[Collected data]
»»

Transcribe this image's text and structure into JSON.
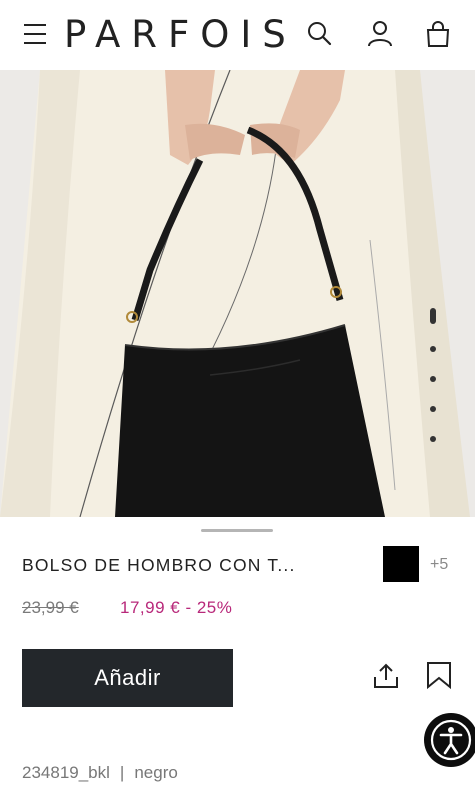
{
  "header": {
    "brand": "PARFOIS",
    "icons": [
      "menu-icon",
      "search-icon",
      "user-icon",
      "bag-icon"
    ]
  },
  "gallery": {
    "image_alt": "black shoulder bag",
    "slide_count": 5,
    "active_slide": 1
  },
  "product": {
    "title": "BOLSO DE HOMBRO CON T...",
    "color_swatch": "#000000",
    "more_colors": "+5",
    "old_price": "23,99 €",
    "new_price": "17,99 € - 25%",
    "add_label": "Añadir",
    "reference": "234819_bkl",
    "separator": "|",
    "color_name": "negro"
  },
  "colors": {
    "sale": "#b8287a",
    "button_bg": "#23272b",
    "text": "#222222"
  }
}
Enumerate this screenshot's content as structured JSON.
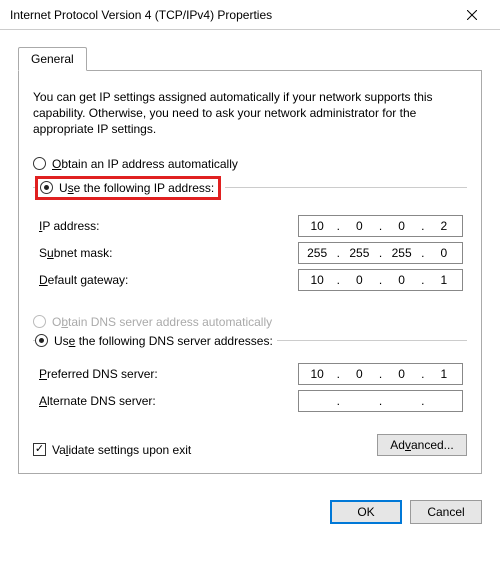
{
  "window": {
    "title": "Internet Protocol Version 4 (TCP/IPv4) Properties"
  },
  "tab": {
    "label": "General"
  },
  "intro": "You can get IP settings assigned automatically if your network supports this capability. Otherwise, you need to ask your network administrator for the appropriate IP settings.",
  "ip": {
    "auto_label": "Obtain an IP address automatically",
    "manual_label": "Use the following IP address:",
    "address_label": "IP address:",
    "subnet_label": "Subnet mask:",
    "gateway_label": "Default gateway:",
    "address": [
      "10",
      "0",
      "0",
      "2"
    ],
    "subnet": [
      "255",
      "255",
      "255",
      "0"
    ],
    "gateway": [
      "10",
      "0",
      "0",
      "1"
    ]
  },
  "dns": {
    "auto_label": "Obtain DNS server address automatically",
    "manual_label": "Use the following DNS server addresses:",
    "pref_label": "Preferred DNS server:",
    "alt_label": "Alternate DNS server:",
    "pref": [
      "10",
      "0",
      "0",
      "1"
    ],
    "alt": [
      "",
      "",
      "",
      ""
    ]
  },
  "validate_label": "Validate settings upon exit",
  "advanced_label": "Advanced...",
  "buttons": {
    "ok": "OK",
    "cancel": "Cancel"
  }
}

««

### Problem to solve
Reproduce each line of the entries in which the word "this" is found.

### Result below
Transcribe this image's text and structure into JSON.
Enumerate this screenshot's content as structured JSON.
  "intro": "You can get IP settings assigned automatically if your network supports this capability. Otherwise, you need to ask your network administrator for the appropriate IP settings.",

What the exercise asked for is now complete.